• _Stored items from a collection_
** BEGIN **

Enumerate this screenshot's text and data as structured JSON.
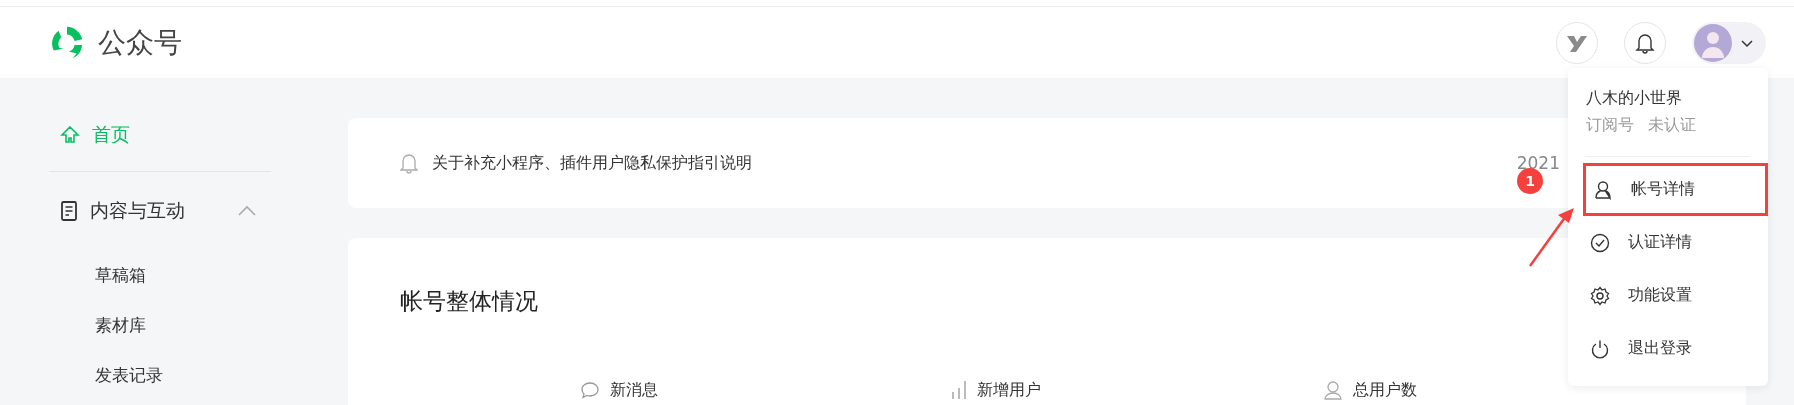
{
  "header": {
    "title": "公众号"
  },
  "sidebar": {
    "items": [
      {
        "label": "首页",
        "kind": "home",
        "selected": true
      },
      {
        "label": "内容与互动",
        "kind": "group",
        "selected": false,
        "expanded": true,
        "children": [
          {
            "label": "草稿箱",
            "selected": false
          },
          {
            "label": "素材库",
            "selected": false
          },
          {
            "label": "发表记录",
            "selected": false
          }
        ]
      }
    ]
  },
  "notice": {
    "text": "关于补充小程序、插件用户隐私保护指引说明",
    "date": "2021"
  },
  "overview": {
    "title": "帐号整体情况",
    "stats": [
      {
        "label": "新消息",
        "kind": "message"
      },
      {
        "label": "新增用户",
        "kind": "growth"
      },
      {
        "label": "总用户数",
        "kind": "users"
      }
    ]
  },
  "account_menu": {
    "name": "八木的小世界",
    "account_type": "订阅号",
    "verification": "未认证",
    "items": [
      {
        "label": "帐号详情",
        "kind": "account",
        "highlighted": true
      },
      {
        "label": "认证详情",
        "kind": "verify",
        "highlighted": false
      },
      {
        "label": "功能设置",
        "kind": "settings",
        "highlighted": false
      },
      {
        "label": "退出登录",
        "kind": "logout",
        "highlighted": false
      }
    ]
  },
  "annotation": {
    "badge": "1"
  }
}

** END **

• _EXERCISE BRIEF_
Exactly as written, return every line of the listing, but not the pictures.

• _SOLUTION FOR THIS EXERCISE_
Enumerate this screenshot's text and data as structured JSON.
{
  "header": {
    "title": "公众号"
  },
  "sidebar": {
    "items": [
      {
        "label": "首页",
        "kind": "home",
        "selected": true
      },
      {
        "label": "内容与互动",
        "kind": "group",
        "selected": false,
        "expanded": true,
        "children": [
          {
            "label": "草稿箱",
            "selected": false
          },
          {
            "label": "素材库",
            "selected": false
          },
          {
            "label": "发表记录",
            "selected": false
          }
        ]
      }
    ]
  },
  "notice": {
    "text": "关于补充小程序、插件用户隐私保护指引说明",
    "date": "2021"
  },
  "overview": {
    "title": "帐号整体情况",
    "stats": [
      {
        "label": "新消息",
        "kind": "message"
      },
      {
        "label": "新增用户",
        "kind": "growth"
      },
      {
        "label": "总用户数",
        "kind": "users"
      }
    ]
  },
  "account_menu": {
    "name": "八木的小世界",
    "account_type": "订阅号",
    "verification": "未认证",
    "items": [
      {
        "label": "帐号详情",
        "kind": "account",
        "highlighted": true
      },
      {
        "label": "认证详情",
        "kind": "verify",
        "highlighted": false
      },
      {
        "label": "功能设置",
        "kind": "settings",
        "highlighted": false
      },
      {
        "label": "退出登录",
        "kind": "logout",
        "highlighted": false
      }
    ]
  },
  "annotation": {
    "badge": "1"
  }
}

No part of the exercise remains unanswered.